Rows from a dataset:
##############################

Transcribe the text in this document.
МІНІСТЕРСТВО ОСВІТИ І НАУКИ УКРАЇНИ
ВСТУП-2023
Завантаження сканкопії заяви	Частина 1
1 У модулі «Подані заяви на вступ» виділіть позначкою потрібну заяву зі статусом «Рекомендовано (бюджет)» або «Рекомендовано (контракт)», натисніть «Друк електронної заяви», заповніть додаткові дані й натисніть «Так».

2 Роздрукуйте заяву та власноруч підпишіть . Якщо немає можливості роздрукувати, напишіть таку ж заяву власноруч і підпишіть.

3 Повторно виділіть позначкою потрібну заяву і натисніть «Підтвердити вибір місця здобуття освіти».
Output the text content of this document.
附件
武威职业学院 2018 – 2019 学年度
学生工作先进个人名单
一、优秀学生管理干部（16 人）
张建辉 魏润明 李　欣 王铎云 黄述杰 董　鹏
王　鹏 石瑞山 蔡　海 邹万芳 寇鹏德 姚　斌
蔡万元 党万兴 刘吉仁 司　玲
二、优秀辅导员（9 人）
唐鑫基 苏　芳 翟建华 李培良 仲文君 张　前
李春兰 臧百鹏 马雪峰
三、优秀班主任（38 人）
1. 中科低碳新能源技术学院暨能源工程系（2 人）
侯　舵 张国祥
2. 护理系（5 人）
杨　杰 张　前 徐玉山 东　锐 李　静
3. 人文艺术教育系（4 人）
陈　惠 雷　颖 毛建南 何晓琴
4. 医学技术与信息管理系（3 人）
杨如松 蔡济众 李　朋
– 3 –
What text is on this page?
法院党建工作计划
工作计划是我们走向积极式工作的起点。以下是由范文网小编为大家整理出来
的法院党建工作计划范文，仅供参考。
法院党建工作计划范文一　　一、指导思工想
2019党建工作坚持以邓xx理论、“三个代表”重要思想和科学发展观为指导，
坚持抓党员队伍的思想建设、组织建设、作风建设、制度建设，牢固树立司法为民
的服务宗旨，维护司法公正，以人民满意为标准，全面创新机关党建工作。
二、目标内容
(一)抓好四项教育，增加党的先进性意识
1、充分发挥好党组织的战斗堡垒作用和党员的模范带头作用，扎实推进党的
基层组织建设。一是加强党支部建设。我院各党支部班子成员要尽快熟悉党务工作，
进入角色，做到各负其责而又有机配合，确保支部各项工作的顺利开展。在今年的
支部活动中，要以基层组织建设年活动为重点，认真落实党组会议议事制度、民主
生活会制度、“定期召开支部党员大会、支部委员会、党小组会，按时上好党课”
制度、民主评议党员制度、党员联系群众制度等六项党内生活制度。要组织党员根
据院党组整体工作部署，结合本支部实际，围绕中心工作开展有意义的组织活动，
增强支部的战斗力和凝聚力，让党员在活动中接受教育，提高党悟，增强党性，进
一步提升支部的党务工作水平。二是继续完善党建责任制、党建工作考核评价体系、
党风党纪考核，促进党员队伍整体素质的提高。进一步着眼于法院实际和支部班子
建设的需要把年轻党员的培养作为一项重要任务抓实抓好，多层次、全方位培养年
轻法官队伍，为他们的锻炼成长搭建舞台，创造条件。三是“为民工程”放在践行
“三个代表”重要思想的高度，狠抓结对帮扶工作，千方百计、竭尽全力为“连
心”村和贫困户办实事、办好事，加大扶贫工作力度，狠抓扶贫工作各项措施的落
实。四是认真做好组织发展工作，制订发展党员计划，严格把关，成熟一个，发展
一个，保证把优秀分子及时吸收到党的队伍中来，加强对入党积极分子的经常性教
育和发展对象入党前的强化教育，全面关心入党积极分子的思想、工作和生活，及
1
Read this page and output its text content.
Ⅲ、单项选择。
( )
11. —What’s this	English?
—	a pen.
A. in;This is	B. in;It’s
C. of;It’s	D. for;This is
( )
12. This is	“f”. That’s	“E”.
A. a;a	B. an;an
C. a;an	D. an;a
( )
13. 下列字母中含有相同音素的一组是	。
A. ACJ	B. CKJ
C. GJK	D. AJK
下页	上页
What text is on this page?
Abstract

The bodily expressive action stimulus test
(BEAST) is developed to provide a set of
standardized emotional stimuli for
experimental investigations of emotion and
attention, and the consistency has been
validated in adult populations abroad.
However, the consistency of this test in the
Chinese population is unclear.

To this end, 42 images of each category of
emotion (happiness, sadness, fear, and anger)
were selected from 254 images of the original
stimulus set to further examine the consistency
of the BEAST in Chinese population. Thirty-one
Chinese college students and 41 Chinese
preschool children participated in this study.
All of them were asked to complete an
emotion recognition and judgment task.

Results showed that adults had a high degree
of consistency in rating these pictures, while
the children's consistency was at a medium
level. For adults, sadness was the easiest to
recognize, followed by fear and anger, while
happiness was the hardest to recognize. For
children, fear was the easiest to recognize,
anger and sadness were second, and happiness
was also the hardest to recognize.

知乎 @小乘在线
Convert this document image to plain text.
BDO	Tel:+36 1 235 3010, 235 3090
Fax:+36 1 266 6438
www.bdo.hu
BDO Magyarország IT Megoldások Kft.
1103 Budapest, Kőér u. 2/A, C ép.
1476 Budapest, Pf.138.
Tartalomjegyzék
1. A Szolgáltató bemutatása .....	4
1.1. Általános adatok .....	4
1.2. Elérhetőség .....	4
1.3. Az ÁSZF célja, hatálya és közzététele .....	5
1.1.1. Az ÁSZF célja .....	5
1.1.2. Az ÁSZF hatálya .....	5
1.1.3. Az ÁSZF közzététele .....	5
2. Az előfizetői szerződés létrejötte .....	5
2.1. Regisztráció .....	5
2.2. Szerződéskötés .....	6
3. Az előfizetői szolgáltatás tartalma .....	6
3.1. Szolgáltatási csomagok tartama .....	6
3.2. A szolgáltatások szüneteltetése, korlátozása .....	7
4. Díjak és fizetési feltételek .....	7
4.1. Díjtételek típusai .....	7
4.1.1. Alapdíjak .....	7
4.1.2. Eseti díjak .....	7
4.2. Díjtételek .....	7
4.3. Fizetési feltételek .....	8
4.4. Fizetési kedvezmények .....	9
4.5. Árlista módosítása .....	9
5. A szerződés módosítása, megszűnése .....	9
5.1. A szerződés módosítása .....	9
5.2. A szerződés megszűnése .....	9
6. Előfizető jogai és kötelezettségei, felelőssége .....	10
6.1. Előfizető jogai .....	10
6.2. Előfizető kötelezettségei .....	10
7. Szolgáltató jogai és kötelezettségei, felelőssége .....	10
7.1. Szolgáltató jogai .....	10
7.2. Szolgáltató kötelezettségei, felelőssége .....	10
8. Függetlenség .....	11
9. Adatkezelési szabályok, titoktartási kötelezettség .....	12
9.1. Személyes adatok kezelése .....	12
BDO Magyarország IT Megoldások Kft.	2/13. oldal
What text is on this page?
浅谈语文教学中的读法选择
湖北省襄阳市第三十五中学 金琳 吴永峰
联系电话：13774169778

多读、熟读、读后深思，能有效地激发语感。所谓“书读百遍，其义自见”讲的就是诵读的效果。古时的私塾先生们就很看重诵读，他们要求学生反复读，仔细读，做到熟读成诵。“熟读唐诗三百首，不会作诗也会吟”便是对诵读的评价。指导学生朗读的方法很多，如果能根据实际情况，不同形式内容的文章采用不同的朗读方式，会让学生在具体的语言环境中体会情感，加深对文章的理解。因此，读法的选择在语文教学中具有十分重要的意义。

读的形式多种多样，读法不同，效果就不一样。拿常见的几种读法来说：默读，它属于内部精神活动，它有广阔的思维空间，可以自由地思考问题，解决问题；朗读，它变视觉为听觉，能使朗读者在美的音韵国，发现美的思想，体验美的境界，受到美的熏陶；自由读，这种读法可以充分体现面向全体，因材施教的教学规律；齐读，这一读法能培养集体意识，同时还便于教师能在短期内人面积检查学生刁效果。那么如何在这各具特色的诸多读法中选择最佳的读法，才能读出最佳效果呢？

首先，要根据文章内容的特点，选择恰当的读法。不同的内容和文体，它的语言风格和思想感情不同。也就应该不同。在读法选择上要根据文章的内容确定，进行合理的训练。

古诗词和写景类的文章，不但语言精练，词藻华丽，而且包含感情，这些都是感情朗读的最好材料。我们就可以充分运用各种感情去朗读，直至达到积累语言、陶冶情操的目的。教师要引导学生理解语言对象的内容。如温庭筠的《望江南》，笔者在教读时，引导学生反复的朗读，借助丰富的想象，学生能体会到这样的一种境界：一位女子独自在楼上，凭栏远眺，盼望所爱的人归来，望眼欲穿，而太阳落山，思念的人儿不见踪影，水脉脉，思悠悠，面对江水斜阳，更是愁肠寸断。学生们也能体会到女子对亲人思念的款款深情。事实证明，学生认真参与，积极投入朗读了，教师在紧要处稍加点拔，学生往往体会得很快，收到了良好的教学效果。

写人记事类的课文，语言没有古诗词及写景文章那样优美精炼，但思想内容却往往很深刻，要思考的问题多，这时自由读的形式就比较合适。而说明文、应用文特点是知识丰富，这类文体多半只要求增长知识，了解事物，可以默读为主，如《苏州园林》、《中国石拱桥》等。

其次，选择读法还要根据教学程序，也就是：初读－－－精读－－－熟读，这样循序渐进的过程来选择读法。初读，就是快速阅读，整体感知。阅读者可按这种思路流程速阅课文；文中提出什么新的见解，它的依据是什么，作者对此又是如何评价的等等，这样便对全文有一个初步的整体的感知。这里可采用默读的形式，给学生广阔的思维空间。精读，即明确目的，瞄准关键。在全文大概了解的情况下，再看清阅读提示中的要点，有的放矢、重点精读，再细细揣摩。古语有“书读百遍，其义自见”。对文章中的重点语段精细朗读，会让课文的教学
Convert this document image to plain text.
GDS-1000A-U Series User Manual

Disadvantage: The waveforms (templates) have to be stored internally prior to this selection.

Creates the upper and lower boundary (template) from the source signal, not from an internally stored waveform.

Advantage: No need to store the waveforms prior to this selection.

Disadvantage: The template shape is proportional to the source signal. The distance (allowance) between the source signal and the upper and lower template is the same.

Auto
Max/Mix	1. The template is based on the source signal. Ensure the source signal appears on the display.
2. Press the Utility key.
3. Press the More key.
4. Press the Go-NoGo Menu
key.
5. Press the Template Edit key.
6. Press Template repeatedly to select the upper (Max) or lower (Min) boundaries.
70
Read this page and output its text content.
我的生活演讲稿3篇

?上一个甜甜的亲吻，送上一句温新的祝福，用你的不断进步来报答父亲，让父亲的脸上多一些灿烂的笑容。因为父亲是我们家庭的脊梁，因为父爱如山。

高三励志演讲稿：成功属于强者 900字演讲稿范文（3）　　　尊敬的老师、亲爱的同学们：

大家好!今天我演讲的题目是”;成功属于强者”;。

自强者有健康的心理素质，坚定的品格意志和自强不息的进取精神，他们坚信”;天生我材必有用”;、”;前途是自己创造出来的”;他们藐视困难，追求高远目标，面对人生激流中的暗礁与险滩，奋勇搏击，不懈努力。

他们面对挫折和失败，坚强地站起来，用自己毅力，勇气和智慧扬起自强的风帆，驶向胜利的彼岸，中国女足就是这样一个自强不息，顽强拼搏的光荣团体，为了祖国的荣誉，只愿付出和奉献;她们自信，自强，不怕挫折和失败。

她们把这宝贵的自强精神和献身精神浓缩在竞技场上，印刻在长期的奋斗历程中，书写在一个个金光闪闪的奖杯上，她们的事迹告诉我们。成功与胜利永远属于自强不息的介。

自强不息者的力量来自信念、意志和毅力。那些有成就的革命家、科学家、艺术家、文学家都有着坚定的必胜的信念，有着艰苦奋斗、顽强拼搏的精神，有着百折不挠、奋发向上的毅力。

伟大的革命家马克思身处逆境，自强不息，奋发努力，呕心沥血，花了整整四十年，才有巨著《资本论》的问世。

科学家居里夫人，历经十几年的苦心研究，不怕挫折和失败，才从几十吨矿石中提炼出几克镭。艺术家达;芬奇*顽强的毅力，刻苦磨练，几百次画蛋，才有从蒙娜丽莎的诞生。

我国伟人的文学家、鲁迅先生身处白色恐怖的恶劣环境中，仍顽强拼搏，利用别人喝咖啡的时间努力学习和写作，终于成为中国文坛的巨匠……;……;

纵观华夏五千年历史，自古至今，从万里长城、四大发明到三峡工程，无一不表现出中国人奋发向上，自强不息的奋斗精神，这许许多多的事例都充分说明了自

##############################

To do: Copy each line of the data that contains the word "stimulus".

Exercise output:
The bodily expressive action stimulus test
stimulus set to further examine the consistency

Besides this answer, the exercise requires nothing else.